It is required that all of the data be written out exactly.

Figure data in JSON

#####

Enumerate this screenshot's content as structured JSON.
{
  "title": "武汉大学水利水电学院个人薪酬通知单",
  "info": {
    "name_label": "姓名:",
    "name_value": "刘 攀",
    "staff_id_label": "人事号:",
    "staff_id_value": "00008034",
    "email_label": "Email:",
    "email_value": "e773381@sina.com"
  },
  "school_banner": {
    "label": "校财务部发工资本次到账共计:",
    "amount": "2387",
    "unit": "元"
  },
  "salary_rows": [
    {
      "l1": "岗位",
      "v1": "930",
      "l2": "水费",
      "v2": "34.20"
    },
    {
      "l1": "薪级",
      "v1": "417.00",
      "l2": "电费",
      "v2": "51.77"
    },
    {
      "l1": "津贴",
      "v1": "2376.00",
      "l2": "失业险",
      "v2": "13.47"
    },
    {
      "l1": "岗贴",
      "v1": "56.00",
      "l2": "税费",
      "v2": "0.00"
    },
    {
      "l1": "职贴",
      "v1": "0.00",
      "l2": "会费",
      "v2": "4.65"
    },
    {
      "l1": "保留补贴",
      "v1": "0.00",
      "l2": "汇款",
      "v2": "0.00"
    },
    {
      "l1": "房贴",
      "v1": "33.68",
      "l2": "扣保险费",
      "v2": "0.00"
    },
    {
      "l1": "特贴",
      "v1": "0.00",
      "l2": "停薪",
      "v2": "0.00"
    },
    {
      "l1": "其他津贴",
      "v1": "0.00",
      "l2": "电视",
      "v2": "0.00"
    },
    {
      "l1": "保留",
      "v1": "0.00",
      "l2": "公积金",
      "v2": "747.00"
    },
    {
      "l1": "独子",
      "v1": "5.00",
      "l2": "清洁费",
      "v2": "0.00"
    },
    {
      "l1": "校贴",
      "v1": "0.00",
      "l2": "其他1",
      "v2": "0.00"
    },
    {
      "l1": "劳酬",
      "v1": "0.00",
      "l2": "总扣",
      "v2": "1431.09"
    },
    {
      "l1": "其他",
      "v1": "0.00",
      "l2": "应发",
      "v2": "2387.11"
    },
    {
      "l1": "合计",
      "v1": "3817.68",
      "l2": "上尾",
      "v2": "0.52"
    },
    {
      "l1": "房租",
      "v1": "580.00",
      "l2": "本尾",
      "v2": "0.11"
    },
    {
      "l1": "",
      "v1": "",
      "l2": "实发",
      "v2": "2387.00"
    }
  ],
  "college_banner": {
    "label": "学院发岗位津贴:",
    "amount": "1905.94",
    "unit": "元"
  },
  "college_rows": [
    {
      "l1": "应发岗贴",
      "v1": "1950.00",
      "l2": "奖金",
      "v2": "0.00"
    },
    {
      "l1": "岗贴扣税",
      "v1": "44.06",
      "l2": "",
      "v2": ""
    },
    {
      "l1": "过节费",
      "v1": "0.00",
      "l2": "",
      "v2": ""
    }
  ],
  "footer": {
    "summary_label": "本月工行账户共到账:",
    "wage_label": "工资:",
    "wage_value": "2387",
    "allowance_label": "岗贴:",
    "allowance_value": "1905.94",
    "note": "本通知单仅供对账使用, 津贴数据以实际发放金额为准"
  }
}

#####

TASK RESPONSE:
Enumerate this screenshot's content as structured JSON.
{
  "title": "武汉大学水利水电学院个人薪酬通知单",
  "info": {
    "name_label": "姓名:",
    "name_value": "刘 攀",
    "staff_id_label": "人事号:",
    "staff_id_value": "00008034",
    "email_label": "Email:",
    "email_value": "e773381@sina.com"
  },
  "school_banner": {
    "label": "校财务部发工资本次到账共计:",
    "amount": "2387",
    "unit": "元"
  },
  "salary_rows": [
    {
      "l1": "岗位",
      "v1": "930",
      "l2": "水费",
      "v2": "34.20"
    },
    {
      "l1": "薪级",
      "v1": "417.00",
      "l2": "电费",
      "v2": "51.77"
    },
    {
      "l1": "津贴",
      "v1": "2376.00",
      "l2": "失业险",
      "v2": "13.47"
    },
    {
      "l1": "岗贴",
      "v1": "56.00",
      "l2": "税费",
      "v2": "0.00"
    },
    {
      "l1": "职贴",
      "v1": "0.00",
      "l2": "会费",
      "v2": "4.65"
    },
    {
      "l1": "保留补贴",
      "v1": "0.00",
      "l2": "汇款",
      "v2": "0.00"
    },
    {
      "l1": "房贴",
      "v1": "33.68",
      "l2": "扣保险费",
      "v2": "0.00"
    },
    {
      "l1": "特贴",
      "v1": "0.00",
      "l2": "停薪",
      "v2": "0.00"
    },
    {
      "l1": "其他津贴",
      "v1": "0.00",
      "l2": "电视",
      "v2": "0.00"
    },
    {
      "l1": "保留",
      "v1": "0.00",
      "l2": "公积金",
      "v2": "747.00"
    },
    {
      "l1": "独子",
      "v1": "5.00",
      "l2": "清洁费",
      "v2": "0.00"
    },
    {
      "l1": "校贴",
      "v1": "0.00",
      "l2": "其他1",
      "v2": "0.00"
    },
    {
      "l1": "劳酬",
      "v1": "0.00",
      "l2": "总扣",
      "v2": "1431.09"
    },
    {
      "l1": "其他",
      "v1": "0.00",
      "l2": "应发",
      "v2": "2387.11"
    },
    {
      "l1": "合计",
      "v1": "3817.68",
      "l2": "上尾",
      "v2": "0.52"
    },
    {
      "l1": "房租",
      "v1": "580.00",
      "l2": "本尾",
      "v2": "0.11"
    },
    {
      "l1": "",
      "v1": "",
      "l2": "实发",
      "v2": "2387.00"
    }
  ],
  "college_banner": {
    "label": "学院发岗位津贴:",
    "amount": "1905.94",
    "unit": "元"
  },
  "college_rows": [
    {
      "l1": "应发岗贴",
      "v1": "1950.00",
      "l2": "奖金",
      "v2": "0.00"
    },
    {
      "l1": "岗贴扣税",
      "v1": "44.06",
      "l2": "",
      "v2": ""
    },
    {
      "l1": "过节费",
      "v1": "0.00",
      "l2": "",
      "v2": ""
    }
  ],
  "footer": {
    "summary_label": "本月工行账户共到账:",
    "wage_label": "工资:",
    "wage_value": "2387",
    "allowance_label": "岗贴:",
    "allowance_value": "1905.94",
    "note": "本通知单仅供对账使用, 津贴数据以实际发放金额为准"
  }
}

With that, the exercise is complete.